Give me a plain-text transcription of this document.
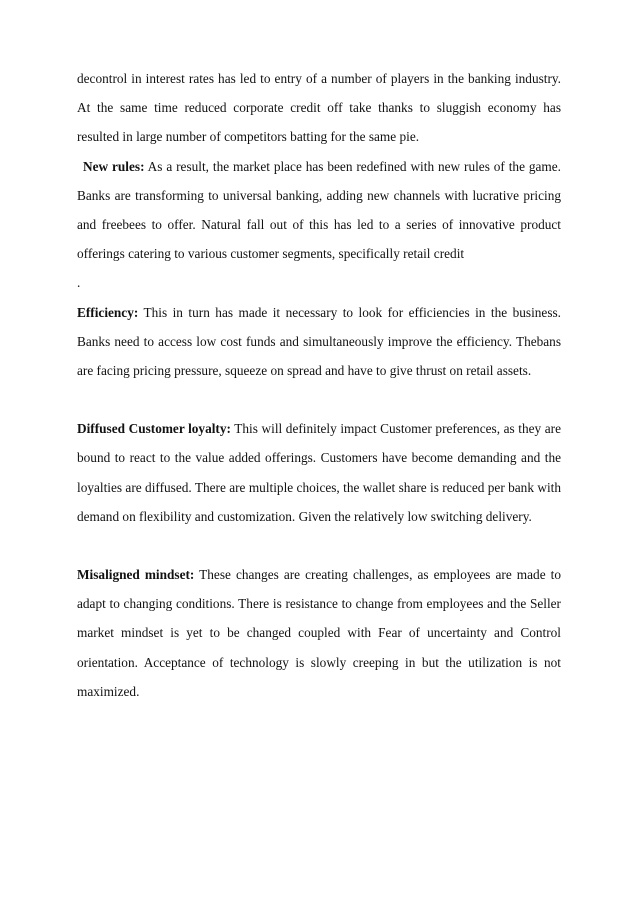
decontrol in interest rates has led to entry of a number of players in the banking industry. At the same time reduced corporate credit off take thanks to sluggish economy has resulted in large number of competitors batting for the same pie.

New rules: As a result, the market place has been redefined with new rules of the game. Banks are transforming to universal banking, adding new channels with lucrative pricing and freebees to offer. Natural fall out of this has led to a series of innovative product offerings catering to various customer segments, specifically retail credit

.

Efficiency: This in turn has made it necessary to look for efficiencies in the business. Banks need to access low cost funds and simultaneously improve the efficiency. Thebans are facing pricing pressure, squeeze on spread and have to give thrust on retail assets.

Diffused Customer loyalty: This will definitely impact Customer preferences, as they are bound to react to the value added offerings. Customers have become demanding and the loyalties are diffused. There are multiple choices, the wallet share is reduced per bank with demand on flexibility and customization. Given the relatively low switching delivery.

Misaligned mindset: These changes are creating challenges, as employees are made to adapt to changing conditions. There is resistance to change from employees and the Seller market mindset is yet to be changed coupled with Fear of uncertainty and Control orientation. Acceptance of technology is slowly creeping in but the utilization is not maximized.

▶ **Exercise prompt**:
Examine the listing and say how many of its lines contain the string "reduced". Give the number alone.

▶ **Answer for the task**:
2